** start **
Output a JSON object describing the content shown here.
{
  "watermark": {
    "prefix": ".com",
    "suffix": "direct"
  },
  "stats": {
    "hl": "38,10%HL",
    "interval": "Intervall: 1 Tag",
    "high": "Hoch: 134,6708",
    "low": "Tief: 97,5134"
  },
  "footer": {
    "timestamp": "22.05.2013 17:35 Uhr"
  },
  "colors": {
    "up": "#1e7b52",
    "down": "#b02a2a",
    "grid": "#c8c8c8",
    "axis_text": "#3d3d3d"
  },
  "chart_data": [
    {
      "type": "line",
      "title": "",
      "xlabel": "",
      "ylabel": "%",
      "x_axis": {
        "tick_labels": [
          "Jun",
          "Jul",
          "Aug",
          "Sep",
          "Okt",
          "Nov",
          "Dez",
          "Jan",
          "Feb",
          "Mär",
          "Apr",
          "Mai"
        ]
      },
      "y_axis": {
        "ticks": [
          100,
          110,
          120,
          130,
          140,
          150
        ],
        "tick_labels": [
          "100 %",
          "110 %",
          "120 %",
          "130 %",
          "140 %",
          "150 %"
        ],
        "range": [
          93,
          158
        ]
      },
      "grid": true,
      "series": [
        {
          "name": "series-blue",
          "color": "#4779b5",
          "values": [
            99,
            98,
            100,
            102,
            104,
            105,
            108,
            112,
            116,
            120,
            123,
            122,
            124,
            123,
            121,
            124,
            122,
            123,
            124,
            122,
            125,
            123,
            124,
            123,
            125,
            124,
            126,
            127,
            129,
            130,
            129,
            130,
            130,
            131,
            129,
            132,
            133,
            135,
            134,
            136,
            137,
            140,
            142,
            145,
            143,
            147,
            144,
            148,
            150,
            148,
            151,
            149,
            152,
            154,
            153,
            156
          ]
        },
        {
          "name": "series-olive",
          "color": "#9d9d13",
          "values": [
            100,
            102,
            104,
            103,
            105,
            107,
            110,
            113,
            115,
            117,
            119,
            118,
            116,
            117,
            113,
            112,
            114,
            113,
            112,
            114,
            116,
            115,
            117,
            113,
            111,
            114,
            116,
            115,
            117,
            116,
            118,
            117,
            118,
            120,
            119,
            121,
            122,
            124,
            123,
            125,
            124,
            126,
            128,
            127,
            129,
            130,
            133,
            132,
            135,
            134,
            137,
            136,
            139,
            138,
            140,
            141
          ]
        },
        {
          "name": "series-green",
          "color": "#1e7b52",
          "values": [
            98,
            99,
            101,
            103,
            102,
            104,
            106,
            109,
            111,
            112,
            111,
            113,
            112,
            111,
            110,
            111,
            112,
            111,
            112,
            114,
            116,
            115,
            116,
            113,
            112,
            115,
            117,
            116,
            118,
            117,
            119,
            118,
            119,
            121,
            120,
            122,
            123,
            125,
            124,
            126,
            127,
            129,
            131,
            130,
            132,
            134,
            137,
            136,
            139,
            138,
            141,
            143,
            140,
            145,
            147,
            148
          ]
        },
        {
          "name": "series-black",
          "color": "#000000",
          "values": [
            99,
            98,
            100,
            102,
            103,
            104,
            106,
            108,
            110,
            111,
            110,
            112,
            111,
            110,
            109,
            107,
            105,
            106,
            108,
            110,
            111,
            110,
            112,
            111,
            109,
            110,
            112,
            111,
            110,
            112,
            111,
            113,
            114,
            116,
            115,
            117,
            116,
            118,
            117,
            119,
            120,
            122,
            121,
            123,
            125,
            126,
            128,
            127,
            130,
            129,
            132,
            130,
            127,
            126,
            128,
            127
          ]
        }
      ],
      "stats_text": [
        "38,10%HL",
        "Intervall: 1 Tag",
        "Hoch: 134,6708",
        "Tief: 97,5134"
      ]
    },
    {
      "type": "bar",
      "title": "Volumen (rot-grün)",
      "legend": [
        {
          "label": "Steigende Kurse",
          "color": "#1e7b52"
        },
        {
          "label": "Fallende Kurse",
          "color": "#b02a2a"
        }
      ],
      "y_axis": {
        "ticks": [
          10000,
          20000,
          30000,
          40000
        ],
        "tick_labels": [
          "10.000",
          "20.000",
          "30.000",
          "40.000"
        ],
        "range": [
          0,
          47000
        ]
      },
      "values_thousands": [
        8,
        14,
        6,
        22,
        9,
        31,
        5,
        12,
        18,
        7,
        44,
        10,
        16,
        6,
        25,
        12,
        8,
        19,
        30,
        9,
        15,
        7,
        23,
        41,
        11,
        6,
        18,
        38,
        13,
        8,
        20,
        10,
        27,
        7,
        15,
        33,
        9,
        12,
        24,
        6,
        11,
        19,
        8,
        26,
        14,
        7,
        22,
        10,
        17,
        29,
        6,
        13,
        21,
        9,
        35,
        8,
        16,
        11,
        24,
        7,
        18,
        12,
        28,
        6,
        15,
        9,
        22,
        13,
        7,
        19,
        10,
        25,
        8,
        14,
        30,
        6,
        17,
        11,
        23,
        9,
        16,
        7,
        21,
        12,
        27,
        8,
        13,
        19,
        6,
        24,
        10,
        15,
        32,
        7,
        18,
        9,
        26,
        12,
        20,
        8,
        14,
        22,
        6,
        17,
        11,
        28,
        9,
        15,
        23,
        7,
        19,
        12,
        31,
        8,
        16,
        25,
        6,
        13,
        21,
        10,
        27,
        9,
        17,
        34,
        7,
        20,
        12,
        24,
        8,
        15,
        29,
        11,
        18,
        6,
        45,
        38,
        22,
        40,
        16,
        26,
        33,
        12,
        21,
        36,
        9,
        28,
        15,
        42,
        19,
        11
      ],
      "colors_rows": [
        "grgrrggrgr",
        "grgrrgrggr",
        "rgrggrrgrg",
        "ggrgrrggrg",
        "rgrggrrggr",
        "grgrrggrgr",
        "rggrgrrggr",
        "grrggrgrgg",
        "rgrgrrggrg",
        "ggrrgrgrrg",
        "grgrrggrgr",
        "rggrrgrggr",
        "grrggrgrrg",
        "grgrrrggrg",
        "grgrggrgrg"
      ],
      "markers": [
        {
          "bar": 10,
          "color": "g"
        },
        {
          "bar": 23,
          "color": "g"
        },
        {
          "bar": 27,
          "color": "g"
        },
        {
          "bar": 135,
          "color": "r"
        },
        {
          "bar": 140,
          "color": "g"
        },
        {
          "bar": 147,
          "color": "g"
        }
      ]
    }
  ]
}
** end **
### Aim of the exercise
Using the data above, copy each line that contains "series".

### Expected answer
      "series": [
          "name": "series-blue",
          "name": "series-olive",
          "name": "series-green",
          "name": "series-black",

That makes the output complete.